STATED EXERCISE: Repeat all of the material below exactly as written, images excluded.

EXERCISE INPUT:

***

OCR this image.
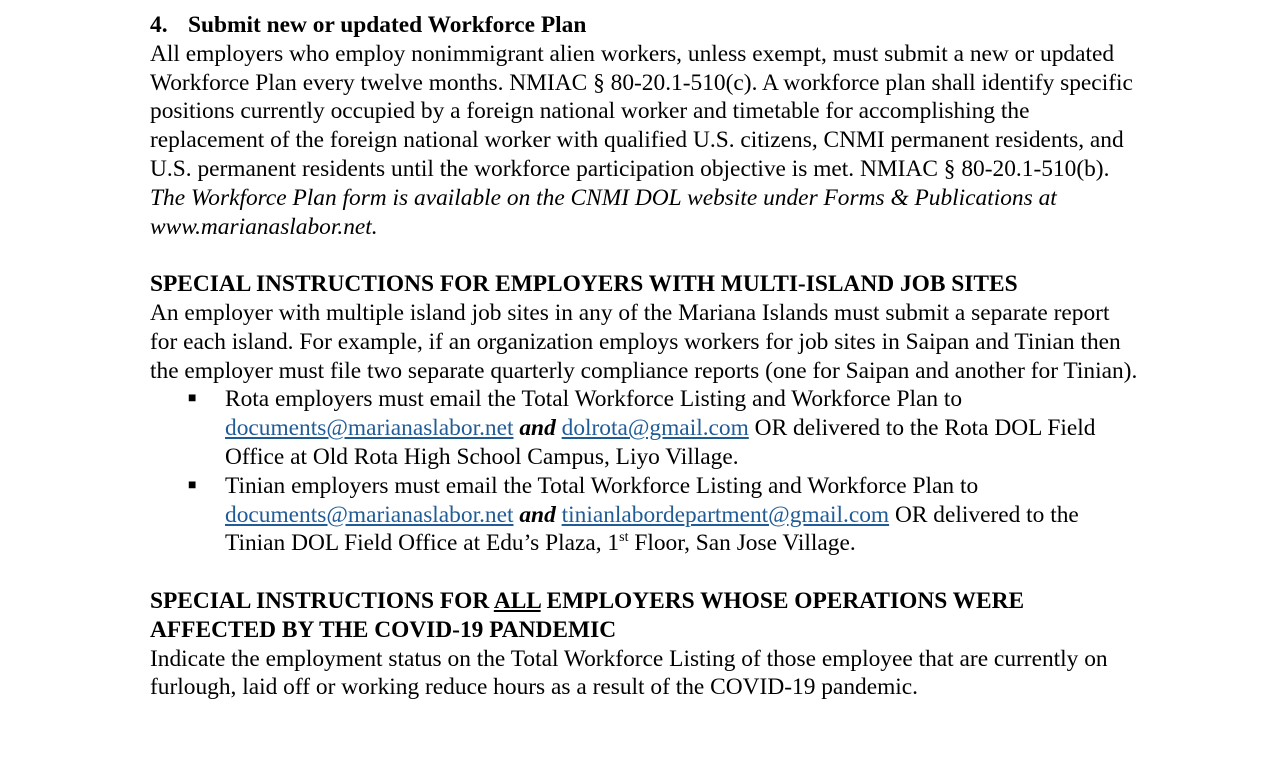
4. Submit new or updated Workforce Plan

All employers who employ nonimmigrant alien workers, unless exempt, must submit a new or updated Workforce Plan every twelve months. NMIAC § 80-20.1-510(c). A workforce plan shall identify specific positions currently occupied by a foreign national worker and timetable for accomplishing the replacement of the foreign national worker with qualified U.S. citizens, CNMI permanent residents, and U.S. permanent residents until the workforce participation objective is met. NMIAC § 80-20.1-510(b). The Workforce Plan form is available on the CNMI DOL website under Forms & Publications at www.marianaslabor.net.

SPECIAL INSTRUCTIONS FOR EMPLOYERS WITH MULTI-ISLAND JOB SITES

An employer with multiple island job sites in any of the Mariana Islands must submit a separate report for each island. For example, if an organization employs workers for job sites in Saipan and Tinian then the employer must file two separate quarterly compliance reports (one for Saipan and another for Tinian).

■ Rota employers must email the Total Workforce Listing and Workforce Plan to documents@marianaslabor.net and dolrota@gmail.com OR delivered to the Rota DOL Field Office at Old Rota High School Campus, Liyo Village.
■ Tinian employers must email the Total Workforce Listing and Workforce Plan to documents@marianaslabor.net and tinianlabordepartment@gmail.com OR delivered to the Tinian DOL Field Office at Edu’s Plaza, 1st Floor, San Jose Village.
SPECIAL INSTRUCTIONS FOR ALL EMPLOYERS WHOSE OPERATIONS WERE AFFECTED BY THE COVID-19 PANDEMIC

Indicate the employment status on the Total Workforce Listing of those employee that are currently on furlough, laid off or working reduce hours as a result of the COVID-19 pandemic.
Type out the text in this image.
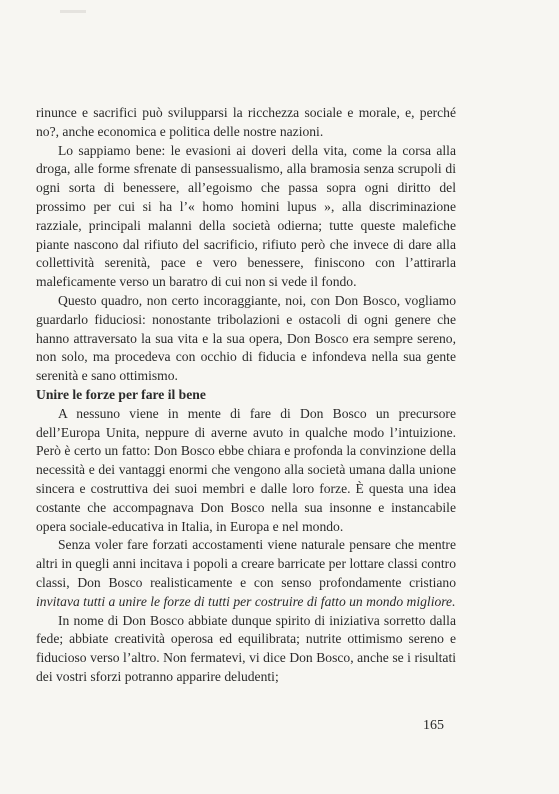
rinunce e sacrifici può svilupparsi la ricchezza sociale e morale, e, perché no?, anche economica e politica delle nostre nazioni.

Lo sappiamo bene: le evasioni ai doveri della vita, come la corsa alla droga, alle forme sfrenate di pansessualismo, alla bramosia senza scrupoli di ogni sorta di benessere, all’egoismo che passa sopra ogni diritto del prossimo per cui si ha l’« homo homini lupus », alla discriminazione razziale, principali malanni della società odierna; tutte queste malefiche piante nascono dal rifiuto del sacrificio, rifiuto però che invece di dare alla collettività serenità, pace e vero benessere, finiscono con l’attirarla maleficamente verso un baratro di cui non si vede il fondo.

Questo quadro, non certo incoraggiante, noi, con Don Bosco, vogliamo guardarlo fiduciosi: nonostante tribolazioni e ostacoli di ogni genere che hanno attraversato la sua vita e la sua opera, Don Bosco era sempre sereno, non solo, ma procedeva con occhio di fiducia e infondeva nella sua gente serenità e sano ottimismo.

Unire le forze per fare il bene

A nessuno viene in mente di fare di Don Bosco un precursore dell’Europa Unita, neppure di averne avuto in qualche modo l’intuizione. Però è certo un fatto: Don Bosco ebbe chiara e profonda la convinzione della necessità e dei vantaggi enormi che vengono alla società umana dalla unione sincera e costruttiva dei suoi membri e dalle loro forze. È questa una idea costante che accompagnava Don Bosco nella sua insonne e instancabile opera sociale-educativa in Italia, in Europa e nel mondo.

Senza voler fare forzati accostamenti viene naturale pensare che mentre altri in quegli anni incitava i popoli a creare barricate per lottare classi contro classi, Don Bosco realisticamente e con senso profondamente cristiano invitava tutti a unire le forze di tutti per costruire di fatto un mondo migliore.

In nome di Don Bosco abbiate dunque spirito di iniziativa sorretto dalla fede; abbiate creatività operosa ed equilibrata; nutrite ottimismo sereno e fiducioso verso l’altro. Non fermatevi, vi dice Don Bosco, anche se i risultati dei vostri sforzi potranno apparire deludenti;

165
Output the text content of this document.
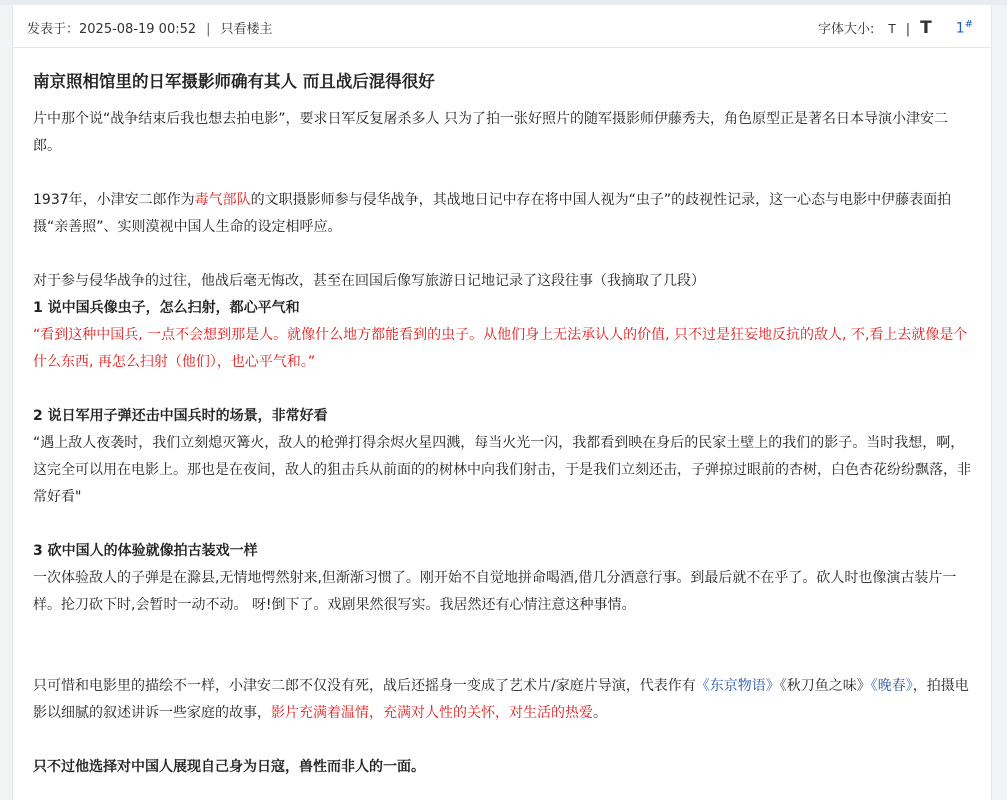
发表于：2025-08-19 00:52 | 只看楼主	字体大小: T | T 1#
南京照相馆里的日军摄影师确有其人 而且战后混得很好

片中那个说“战争结束后我也想去拍电影”，要求日军反复屠杀多人 只为了拍一张好照片的随军摄影师伊藤秀夫，角色原型正是著名日本导演小津安二郎。

1937年，小津安二郎作为毒气部队的文职摄影师参与侵华战争，其战地日记中存在将中国人视为“虫子”的歧视性记录，这一心态与电影中伊藤表面拍摄“亲善照”、实则漠视中国人生命的设定相呼应。

对于参与侵华战争的过往，他战后毫无悔改，甚至在回国后像写旅游日记地记录了这段往事（我摘取了几段）

1 说中国兵像虫子，怎么扫射，都心平气和

“看到这种中国兵, 一点不会想到那是人。就像什么地方都能看到的虫子。从他们身上无法承认人的价值, 只不过是狂妄地反抗的敌人, 不,看上去就像是个什么东西, 再怎么扫射（他们），也心平气和。”

2 说日军用子弹还击中国兵时的场景，非常好看

“遇上敌人夜袭时，我们立刻熄灭篝火，敌人的枪弹打得余烬火星四溅，每当火光一闪，我都看到映在身后的民家土壁上的我们的影子。当时我想，啊，这完全可以用在电影上。那也是在夜间，敌人的狙击兵从前面的的树林中向我们射击，于是我们立刻还击，子弹掠过眼前的杏树，白色杏花纷纷飘落，非常好看"

3 砍中国人的体验就像拍古装戏一样

一次体验敌人的子弹是在滁县,无情地愕然射来,但渐渐习惯了。刚开始不自觉地拼命喝酒,借几分酒意行事。到最后就不在乎了。砍人时也像演古装片一样。抡刀砍下时,会暂时一动不动。 呀!倒下了。戏剧果然很写实。我居然还有心情注意这种事情。

只可惜和电影里的描绘不一样，小津安二郎不仅没有死，战后还摇身一变成了艺术片/家庭片导演，代表作有《东京物语》《秋刀鱼之味》《晚春》，拍摄电影以细腻的叙述讲诉一些家庭的故事，影片充满着温情，充满对人性的关怀，对生活的热爱。

只不过他选择对中国人展现自己身为日寇，兽性而非人的一面。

***

WRITTEN ANSWER:
OCR this image.
4. Submit new or updated Workforce Plan

All employers who employ nonimmigrant alien workers, unless exempt, must submit a new or updated Workforce Plan every twelve months. NMIAC § 80-20.1-510(c). A workforce plan shall identify specific positions currently occupied by a foreign national worker and timetable for accomplishing the replacement of the foreign national worker with qualified U.S. citizens, CNMI permanent residents, and U.S. permanent residents until the workforce participation objective is met. NMIAC § 80-20.1-510(b). The Workforce Plan form is available on the CNMI DOL website under Forms & Publications at www.marianaslabor.net.

SPECIAL INSTRUCTIONS FOR EMPLOYERS WITH MULTI-ISLAND JOB SITES

An employer with multiple island job sites in any of the Mariana Islands must submit a separate report for each island. For example, if an organization employs workers for job sites in Saipan and Tinian then the employer must file two separate quarterly compliance reports (one for Saipan and another for Tinian).

■ Rota employers must email the Total Workforce Listing and Workforce Plan to documents@marianaslabor.net and dolrota@gmail.com OR delivered to the Rota DOL Field Office at Old Rota High School Campus, Liyo Village.
■ Tinian employers must email the Total Workforce Listing and Workforce Plan to documents@marianaslabor.net and tinianlabordepartment@gmail.com OR delivered to the Tinian DOL Field Office at Edu’s Plaza, 1st Floor, San Jose Village.
SPECIAL INSTRUCTIONS FOR ALL EMPLOYERS WHOSE OPERATIONS WERE AFFECTED BY THE COVID-19 PANDEMIC

Indicate the employment status on the Total Workforce Listing of those employee that are currently on furlough, laid off or working reduce hours as a result of the COVID-19 pandemic.
Type out the text in this image.
rinunce e sacrifici può svilupparsi la ricchezza sociale e morale, e, perché no?, anche economica e politica delle nostre nazioni.

Lo sappiamo bene: le evasioni ai doveri della vita, come la corsa alla droga, alle forme sfrenate di pansessualismo, alla bramosia senza scrupoli di ogni sorta di benessere, all’egoismo che passa sopra ogni diritto del prossimo per cui si ha l’« homo homini lupus », alla discriminazione razziale, principali malanni della società odierna; tutte queste malefiche piante nascono dal rifiuto del sacrificio, rifiuto però che invece di dare alla collettività serenità, pace e vero benessere, finiscono con l’attirarla maleficamente verso un baratro di cui non si vede il fondo.

Questo quadro, non certo incoraggiante, noi, con Don Bosco, vogliamo guardarlo fiduciosi: nonostante tribolazioni e ostacoli di ogni genere che hanno attraversato la sua vita e la sua opera, Don Bosco era sempre sereno, non solo, ma procedeva con occhio di fiducia e infondeva nella sua gente serenità e sano ottimismo.

Unire le forze per fare il bene

A nessuno viene in mente di fare di Don Bosco un precursore dell’Europa Unita, neppure di averne avuto in qualche modo l’intuizione. Però è certo un fatto: Don Bosco ebbe chiara e profonda la convinzione della necessità e dei vantaggi enormi che vengono alla società umana dalla unione sincera e costruttiva dei suoi membri e dalle loro forze. È questa una idea costante che accompagnava Don Bosco nella sua insonne e instancabile opera sociale-educativa in Italia, in Europa e nel mondo.

Senza voler fare forzati accostamenti viene naturale pensare che mentre altri in quegli anni incitava i popoli a creare barricate per lottare classi contro classi, Don Bosco realisticamente e con senso profondamente cristiano invitava tutti a unire le forze di tutti per costruire di fatto un mondo migliore.

In nome di Don Bosco abbiate dunque spirito di iniziativa sorretto dalla fede; abbiate creatività operosa ed equilibrata; nutrite ottimismo sereno e fiducioso verso l’altro. Non fermatevi, vi dice Don Bosco, anche se i risultati dei vostri sforzi potranno apparire deludenti;

165
Output the text content of this document.
发表于：2025-08-19 00:52 | 只看楼主	字体大小: T | T 1#
南京照相馆里的日军摄影师确有其人 而且战后混得很好

片中那个说“战争结束后我也想去拍电影”，要求日军反复屠杀多人 只为了拍一张好照片的随军摄影师伊藤秀夫，角色原型正是著名日本导演小津安二郎。

1937年，小津安二郎作为毒气部队的文职摄影师参与侵华战争，其战地日记中存在将中国人视为“虫子”的歧视性记录，这一心态与电影中伊藤表面拍摄“亲善照”、实则漠视中国人生命的设定相呼应。

对于参与侵华战争的过往，他战后毫无悔改，甚至在回国后像写旅游日记地记录了这段往事（我摘取了几段）

1 说中国兵像虫子，怎么扫射，都心平气和

“看到这种中国兵, 一点不会想到那是人。就像什么地方都能看到的虫子。从他们身上无法承认人的价值, 只不过是狂妄地反抗的敌人, 不,看上去就像是个什么东西, 再怎么扫射（他们），也心平气和。”

2 说日军用子弹还击中国兵时的场景，非常好看

“遇上敌人夜袭时，我们立刻熄灭篝火，敌人的枪弹打得余烬火星四溅，每当火光一闪，我都看到映在身后的民家土壁上的我们的影子。当时我想，啊，这完全可以用在电影上。那也是在夜间，敌人的狙击兵从前面的的树林中向我们射击，于是我们立刻还击，子弹掠过眼前的杏树，白色杏花纷纷飘落，非常好看"

3 砍中国人的体验就像拍古装戏一样

一次体验敌人的子弹是在滁县,无情地愕然射来,但渐渐习惯了。刚开始不自觉地拼命喝酒,借几分酒意行事。到最后就不在乎了。砍人时也像演古装片一样。抡刀砍下时,会暂时一动不动。 呀!倒下了。戏剧果然很写实。我居然还有心情注意这种事情。

只可惜和电影里的描绘不一样，小津安二郎不仅没有死，战后还摇身一变成了艺术片/家庭片导演，代表作有《东京物语》《秋刀鱼之味》《晚春》，拍摄电影以细腻的叙述讲诉一些家庭的故事，影片充满着温情，充满对人性的关怀，对生活的热爱。

只不过他选择对中国人展现自己身为日寇，兽性而非人的一面。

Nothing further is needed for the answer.